(DATA RECORDS)
+--
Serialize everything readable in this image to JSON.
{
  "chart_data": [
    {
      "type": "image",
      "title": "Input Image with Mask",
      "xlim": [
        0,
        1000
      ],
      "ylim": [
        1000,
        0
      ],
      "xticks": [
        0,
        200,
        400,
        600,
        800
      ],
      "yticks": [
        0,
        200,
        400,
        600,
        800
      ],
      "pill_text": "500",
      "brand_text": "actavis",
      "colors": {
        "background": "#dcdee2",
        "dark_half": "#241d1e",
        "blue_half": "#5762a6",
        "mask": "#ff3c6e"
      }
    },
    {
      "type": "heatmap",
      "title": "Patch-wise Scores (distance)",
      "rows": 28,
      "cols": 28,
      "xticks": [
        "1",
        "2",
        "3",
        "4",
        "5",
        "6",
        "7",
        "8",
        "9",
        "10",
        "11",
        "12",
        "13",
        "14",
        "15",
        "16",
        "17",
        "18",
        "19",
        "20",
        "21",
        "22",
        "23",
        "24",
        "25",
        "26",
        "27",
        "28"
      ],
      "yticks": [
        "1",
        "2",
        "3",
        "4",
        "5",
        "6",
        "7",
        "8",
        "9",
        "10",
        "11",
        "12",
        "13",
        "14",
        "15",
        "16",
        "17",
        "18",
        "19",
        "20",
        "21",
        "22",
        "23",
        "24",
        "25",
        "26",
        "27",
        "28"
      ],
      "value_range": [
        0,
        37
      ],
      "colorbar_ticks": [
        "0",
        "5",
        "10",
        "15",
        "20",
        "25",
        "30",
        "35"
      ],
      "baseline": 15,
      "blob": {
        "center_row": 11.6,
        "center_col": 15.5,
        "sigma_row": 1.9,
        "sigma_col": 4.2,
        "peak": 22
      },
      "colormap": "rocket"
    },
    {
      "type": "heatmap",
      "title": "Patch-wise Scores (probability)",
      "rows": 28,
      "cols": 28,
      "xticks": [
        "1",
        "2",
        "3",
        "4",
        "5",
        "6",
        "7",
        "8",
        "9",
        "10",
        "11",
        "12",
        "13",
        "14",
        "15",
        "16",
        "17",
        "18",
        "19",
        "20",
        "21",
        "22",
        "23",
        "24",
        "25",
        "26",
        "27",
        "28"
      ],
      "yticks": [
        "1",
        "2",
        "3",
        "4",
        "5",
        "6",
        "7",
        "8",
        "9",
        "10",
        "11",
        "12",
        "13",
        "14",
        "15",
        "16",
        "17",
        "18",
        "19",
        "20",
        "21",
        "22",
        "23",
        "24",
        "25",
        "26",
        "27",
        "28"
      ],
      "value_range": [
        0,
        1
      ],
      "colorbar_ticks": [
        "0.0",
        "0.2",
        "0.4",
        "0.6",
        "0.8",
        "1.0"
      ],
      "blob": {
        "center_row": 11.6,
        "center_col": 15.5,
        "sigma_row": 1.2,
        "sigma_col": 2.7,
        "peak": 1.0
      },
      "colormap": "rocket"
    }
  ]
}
+--
(INSTRUCTION) Transcribe all of the lines in the records precisely.

(SOLUTION FOR THIS TASK)
Serialize everything readable in this image to JSON.
{
  "chart_data": [
    {
      "type": "image",
      "title": "Input Image with Mask",
      "xlim": [
        0,
        1000
      ],
      "ylim": [
        1000,
        0
      ],
      "xticks": [
        0,
        200,
        400,
        600,
        800
      ],
      "yticks": [
        0,
        200,
        400,
        600,
        800
      ],
      "pill_text": "500",
      "brand_text": "actavis",
      "colors": {
        "background": "#dcdee2",
        "dark_half": "#241d1e",
        "blue_half": "#5762a6",
        "mask": "#ff3c6e"
      }
    },
    {
      "type": "heatmap",
      "title": "Patch-wise Scores (distance)",
      "rows": 28,
      "cols": 28,
      "xticks": [
        "1",
        "2",
        "3",
        "4",
        "5",
        "6",
        "7",
        "8",
        "9",
        "10",
        "11",
        "12",
        "13",
        "14",
        "15",
        "16",
        "17",
        "18",
        "19",
        "20",
        "21",
        "22",
        "23",
        "24",
        "25",
        "26",
        "27",
        "28"
      ],
      "yticks": [
        "1",
        "2",
        "3",
        "4",
        "5",
        "6",
        "7",
        "8",
        "9",
        "10",
        "11",
        "12",
        "13",
        "14",
        "15",
        "16",
        "17",
        "18",
        "19",
        "20",
        "21",
        "22",
        "23",
        "24",
        "25",
        "26",
        "27",
        "28"
      ],
      "value_range": [
        0,
        37
      ],
      "colorbar_ticks": [
        "0",
        "5",
        "10",
        "15",
        "20",
        "25",
        "30",
        "35"
      ],
      "baseline": 15,
      "blob": {
        "center_row": 11.6,
        "center_col": 15.5,
        "sigma_row": 1.9,
        "sigma_col": 4.2,
        "peak": 22
      },
      "colormap": "rocket"
    },
    {
      "type": "heatmap",
      "title": "Patch-wise Scores (probability)",
      "rows": 28,
      "cols": 28,
      "xticks": [
        "1",
        "2",
        "3",
        "4",
        "5",
        "6",
        "7",
        "8",
        "9",
        "10",
        "11",
        "12",
        "13",
        "14",
        "15",
        "16",
        "17",
        "18",
        "19",
        "20",
        "21",
        "22",
        "23",
        "24",
        "25",
        "26",
        "27",
        "28"
      ],
      "yticks": [
        "1",
        "2",
        "3",
        "4",
        "5",
        "6",
        "7",
        "8",
        "9",
        "10",
        "11",
        "12",
        "13",
        "14",
        "15",
        "16",
        "17",
        "18",
        "19",
        "20",
        "21",
        "22",
        "23",
        "24",
        "25",
        "26",
        "27",
        "28"
      ],
      "value_range": [
        0,
        1
      ],
      "colorbar_ticks": [
        "0.0",
        "0.2",
        "0.4",
        "0.6",
        "0.8",
        "1.0"
      ],
      "blob": {
        "center_row": 11.6,
        "center_col": 15.5,
        "sigma_row": 1.2,
        "sigma_col": 2.7,
        "peak": 1.0
      },
      "colormap": "rocket"
    }
  ]
}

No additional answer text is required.